## SUPPLIED PASSAGE
--- --- ---

Explicitly saying ref or out when invoking a function
Andrei Alexandrescu
SeeWebsiteForEmail at erdani.org
Wed Aug 12 19:25:44 PDT 2009
Lionello Lunesu wrote:
>
> "Andrei Alexandrescu" <SeeWebsiteForEmail at erdani.org> wrote in message
> news:h5ttfi$cf3$1 at digitalmars.com...
>> Lionello Lunesu wrote:
>>>
>>> "Jeremie Pelletier" <jeremiep at gmail.com> wrote in message
>>> news:h5sl4c$1733$1 at digitalmars.com...
>>>> It's especially bad since if you modify the function prototype and
>>>> change ref, you have all your calls to update too.
>>>
>>> That must be the best argument to introduce repeating ref and out!
>>>
>>> L.

--- --- ---

## COLLECTED DATA
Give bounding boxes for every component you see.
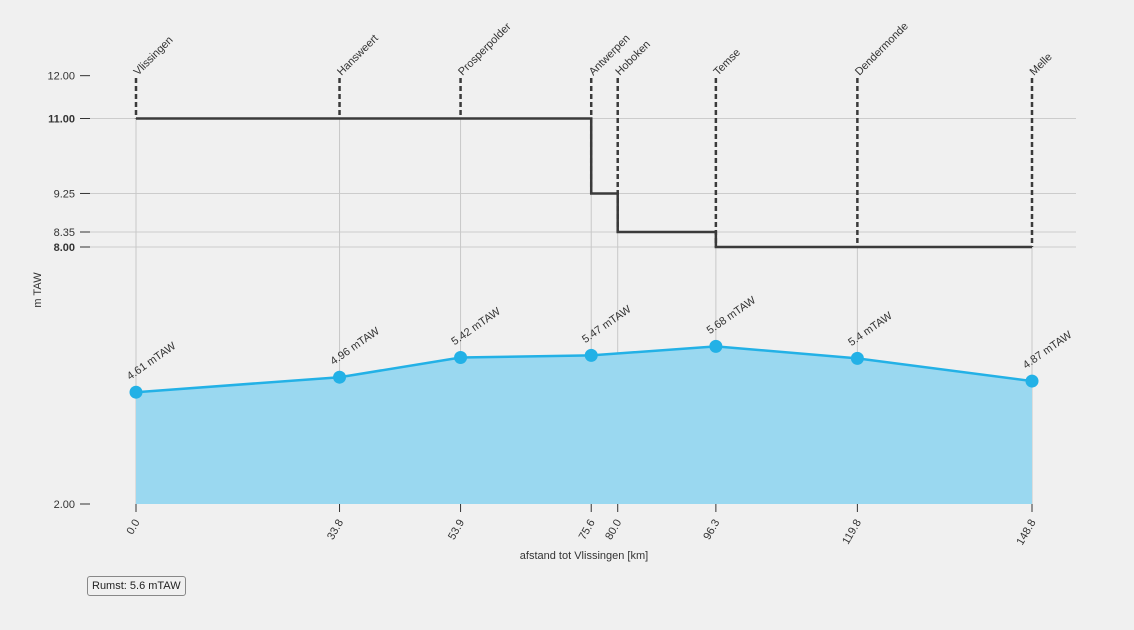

--- --- ---

## WHAT NEEDS TO BE DONE
Carry on the forum thread about writing ref or out at call sites, starting after its last line. The data plays no part here.

## EXERCISE RESULT
>>
>> // untested
>> struct Ref(T)
>> {
>> private T* _data;
>> this(ref T data) { _data = &data; }
>> ref T get() { assert(_data); return *_data; }
>> alias get this;
>> }
>> Ref!(T) byRef(ref T data)
>> {
>> return Ref!(T)(data);
>> }
>>
>> ...
>>
>> void fun(Ref!int rint) { ... }
>> ...
>> int x;
>> fun(byRef(x));
>
> Andrei, you bring the compiler vs library discussion to a whole new
> level :)
>
> We can add "ref" to the list of keywords that can be freed up.
Good point, but actually ref can't be freed, because it would fall prey
to infinite regression: if there was no ref keyword, how would you pass
by reference the argument to the byRef function?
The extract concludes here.